++++ Recorded data ++++

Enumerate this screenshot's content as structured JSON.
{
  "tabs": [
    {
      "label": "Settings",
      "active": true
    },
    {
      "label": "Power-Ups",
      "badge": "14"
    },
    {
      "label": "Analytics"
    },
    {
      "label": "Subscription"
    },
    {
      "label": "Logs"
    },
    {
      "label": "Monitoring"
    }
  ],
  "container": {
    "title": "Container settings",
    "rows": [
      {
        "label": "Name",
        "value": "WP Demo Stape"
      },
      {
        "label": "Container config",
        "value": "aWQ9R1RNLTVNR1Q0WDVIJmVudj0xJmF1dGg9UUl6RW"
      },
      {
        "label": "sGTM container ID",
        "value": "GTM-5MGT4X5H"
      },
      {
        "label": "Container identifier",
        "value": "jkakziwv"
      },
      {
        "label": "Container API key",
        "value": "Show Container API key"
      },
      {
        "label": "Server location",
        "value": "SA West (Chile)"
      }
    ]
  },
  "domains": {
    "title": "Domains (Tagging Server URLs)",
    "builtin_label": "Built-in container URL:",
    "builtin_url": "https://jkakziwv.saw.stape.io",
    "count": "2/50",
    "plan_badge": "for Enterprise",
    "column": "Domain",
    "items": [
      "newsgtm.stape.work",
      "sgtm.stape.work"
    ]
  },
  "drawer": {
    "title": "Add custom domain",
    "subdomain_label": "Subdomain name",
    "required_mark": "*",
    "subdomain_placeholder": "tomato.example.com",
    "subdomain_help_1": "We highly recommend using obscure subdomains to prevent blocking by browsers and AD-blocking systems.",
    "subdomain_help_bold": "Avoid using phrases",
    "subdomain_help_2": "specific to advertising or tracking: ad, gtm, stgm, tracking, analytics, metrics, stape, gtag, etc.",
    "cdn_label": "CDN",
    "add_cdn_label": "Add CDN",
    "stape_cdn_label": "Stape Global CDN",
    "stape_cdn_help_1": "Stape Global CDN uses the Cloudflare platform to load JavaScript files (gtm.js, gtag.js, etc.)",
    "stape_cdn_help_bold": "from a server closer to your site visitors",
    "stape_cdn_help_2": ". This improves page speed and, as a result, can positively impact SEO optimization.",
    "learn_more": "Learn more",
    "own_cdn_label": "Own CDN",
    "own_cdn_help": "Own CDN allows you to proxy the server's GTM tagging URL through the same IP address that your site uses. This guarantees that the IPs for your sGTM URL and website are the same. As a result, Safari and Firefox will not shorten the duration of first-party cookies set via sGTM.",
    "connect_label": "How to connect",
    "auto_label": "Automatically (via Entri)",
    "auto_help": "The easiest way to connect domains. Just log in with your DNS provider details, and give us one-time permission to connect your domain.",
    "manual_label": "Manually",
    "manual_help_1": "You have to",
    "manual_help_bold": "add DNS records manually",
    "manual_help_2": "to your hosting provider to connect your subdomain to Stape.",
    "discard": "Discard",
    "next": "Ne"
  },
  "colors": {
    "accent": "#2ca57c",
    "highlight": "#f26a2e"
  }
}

++++

Aim of the task — Produce an exact copy of the whole listing.

Output for this exercise —
Enumerate this screenshot's content as structured JSON.
{
  "tabs": [
    {
      "label": "Settings",
      "active": true
    },
    {
      "label": "Power-Ups",
      "badge": "14"
    },
    {
      "label": "Analytics"
    },
    {
      "label": "Subscription"
    },
    {
      "label": "Logs"
    },
    {
      "label": "Monitoring"
    }
  ],
  "container": {
    "title": "Container settings",
    "rows": [
      {
        "label": "Name",
        "value": "WP Demo Stape"
      },
      {
        "label": "Container config",
        "value": "aWQ9R1RNLTVNR1Q0WDVIJmVudj0xJmF1dGg9UUl6RW"
      },
      {
        "label": "sGTM container ID",
        "value": "GTM-5MGT4X5H"
      },
      {
        "label": "Container identifier",
        "value": "jkakziwv"
      },
      {
        "label": "Container API key",
        "value": "Show Container API key"
      },
      {
        "label": "Server location",
        "value": "SA West (Chile)"
      }
    ]
  },
  "domains": {
    "title": "Domains (Tagging Server URLs)",
    "builtin_label": "Built-in container URL:",
    "builtin_url": "https://jkakziwv.saw.stape.io",
    "count": "2/50",
    "plan_badge": "for Enterprise",
    "column": "Domain",
    "items": [
      "newsgtm.stape.work",
      "sgtm.stape.work"
    ]
  },
  "drawer": {
    "title": "Add custom domain",
    "subdomain_label": "Subdomain name",
    "required_mark": "*",
    "subdomain_placeholder": "tomato.example.com",
    "subdomain_help_1": "We highly recommend using obscure subdomains to prevent blocking by browsers and AD-blocking systems.",
    "subdomain_help_bold": "Avoid using phrases",
    "subdomain_help_2": "specific to advertising or tracking: ad, gtm, stgm, tracking, analytics, metrics, stape, gtag, etc.",
    "cdn_label": "CDN",
    "add_cdn_label": "Add CDN",
    "stape_cdn_label": "Stape Global CDN",
    "stape_cdn_help_1": "Stape Global CDN uses the Cloudflare platform to load JavaScript files (gtm.js, gtag.js, etc.)",
    "stape_cdn_help_bold": "from a server closer to your site visitors",
    "stape_cdn_help_2": ". This improves page speed and, as a result, can positively impact SEO optimization.",
    "learn_more": "Learn more",
    "own_cdn_label": "Own CDN",
    "own_cdn_help": "Own CDN allows you to proxy the server's GTM tagging URL through the same IP address that your site uses. This guarantees that the IPs for your sGTM URL and website are the same. As a result, Safari and Firefox will not shorten the duration of first-party cookies set via sGTM.",
    "connect_label": "How to connect",
    "auto_label": "Automatically (via Entri)",
    "auto_help": "The easiest way to connect domains. Just log in with your DNS provider details, and give us one-time permission to connect your domain.",
    "manual_label": "Manually",
    "manual_help_1": "You have to",
    "manual_help_bold": "add DNS records manually",
    "manual_help_2": "to your hosting provider to connect your subdomain to Stape.",
    "discard": "Discard",
    "next": "Ne"
  },
  "colors": {
    "accent": "#2ca57c",
    "highlight": "#f26a2e"
  }
}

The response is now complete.